## [THE REQUEST]
Retype every entry exactly, character for character.
━━━ WORKING DATA ━━━
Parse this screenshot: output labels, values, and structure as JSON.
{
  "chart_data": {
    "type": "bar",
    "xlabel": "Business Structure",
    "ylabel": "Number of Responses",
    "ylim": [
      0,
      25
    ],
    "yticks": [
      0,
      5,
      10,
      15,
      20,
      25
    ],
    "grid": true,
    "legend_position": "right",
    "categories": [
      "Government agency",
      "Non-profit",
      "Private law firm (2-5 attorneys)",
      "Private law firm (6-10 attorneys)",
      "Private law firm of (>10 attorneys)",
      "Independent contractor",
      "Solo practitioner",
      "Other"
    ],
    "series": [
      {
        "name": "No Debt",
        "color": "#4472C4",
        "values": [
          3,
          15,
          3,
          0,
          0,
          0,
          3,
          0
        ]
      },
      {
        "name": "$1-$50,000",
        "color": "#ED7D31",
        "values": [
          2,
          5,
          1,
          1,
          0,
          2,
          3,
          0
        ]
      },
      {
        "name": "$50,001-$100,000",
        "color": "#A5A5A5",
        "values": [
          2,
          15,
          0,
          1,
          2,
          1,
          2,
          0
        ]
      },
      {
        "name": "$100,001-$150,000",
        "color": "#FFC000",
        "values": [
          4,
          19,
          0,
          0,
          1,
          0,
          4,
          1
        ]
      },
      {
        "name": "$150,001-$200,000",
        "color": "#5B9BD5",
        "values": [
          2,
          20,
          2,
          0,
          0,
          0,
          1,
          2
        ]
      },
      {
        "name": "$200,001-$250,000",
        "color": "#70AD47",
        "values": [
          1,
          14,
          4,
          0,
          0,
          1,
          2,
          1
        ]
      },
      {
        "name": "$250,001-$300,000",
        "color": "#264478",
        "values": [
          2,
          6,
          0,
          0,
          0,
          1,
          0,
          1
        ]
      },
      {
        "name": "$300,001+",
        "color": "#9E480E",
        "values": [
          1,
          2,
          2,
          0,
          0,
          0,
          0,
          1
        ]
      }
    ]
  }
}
━━━
## [ANSWER TO THIS PROBLEM]
Parse this screenshot: output labels, values, and structure as JSON.
{
  "chart_data": {
    "type": "bar",
    "xlabel": "Business Structure",
    "ylabel": "Number of Responses",
    "ylim": [
      0,
      25
    ],
    "yticks": [
      0,
      5,
      10,
      15,
      20,
      25
    ],
    "grid": true,
    "legend_position": "right",
    "categories": [
      "Government agency",
      "Non-profit",
      "Private law firm (2-5 attorneys)",
      "Private law firm (6-10 attorneys)",
      "Private law firm of (>10 attorneys)",
      "Independent contractor",
      "Solo practitioner",
      "Other"
    ],
    "series": [
      {
        "name": "No Debt",
        "color": "#4472C4",
        "values": [
          3,
          15,
          3,
          0,
          0,
          0,
          3,
          0
        ]
      },
      {
        "name": "$1-$50,000",
        "color": "#ED7D31",
        "values": [
          2,
          5,
          1,
          1,
          0,
          2,
          3,
          0
        ]
      },
      {
        "name": "$50,001-$100,000",
        "color": "#A5A5A5",
        "values": [
          2,
          15,
          0,
          1,
          2,
          1,
          2,
          0
        ]
      },
      {
        "name": "$100,001-$150,000",
        "color": "#FFC000",
        "values": [
          4,
          19,
          0,
          0,
          1,
          0,
          4,
          1
        ]
      },
      {
        "name": "$150,001-$200,000",
        "color": "#5B9BD5",
        "values": [
          2,
          20,
          2,
          0,
          0,
          0,
          1,
          2
        ]
      },
      {
        "name": "$200,001-$250,000",
        "color": "#70AD47",
        "values": [
          1,
          14,
          4,
          0,
          0,
          1,
          2,
          1
        ]
      },
      {
        "name": "$250,001-$300,000",
        "color": "#264478",
        "values": [
          2,
          6,
          0,
          0,
          0,
          1,
          0,
          1
        ]
      },
      {
        "name": "$300,001+",
        "color": "#9E480E",
        "values": [
          1,
          2,
          2,
          0,
          0,
          0,
          0,
          1
        ]
      }
    ]
  }
}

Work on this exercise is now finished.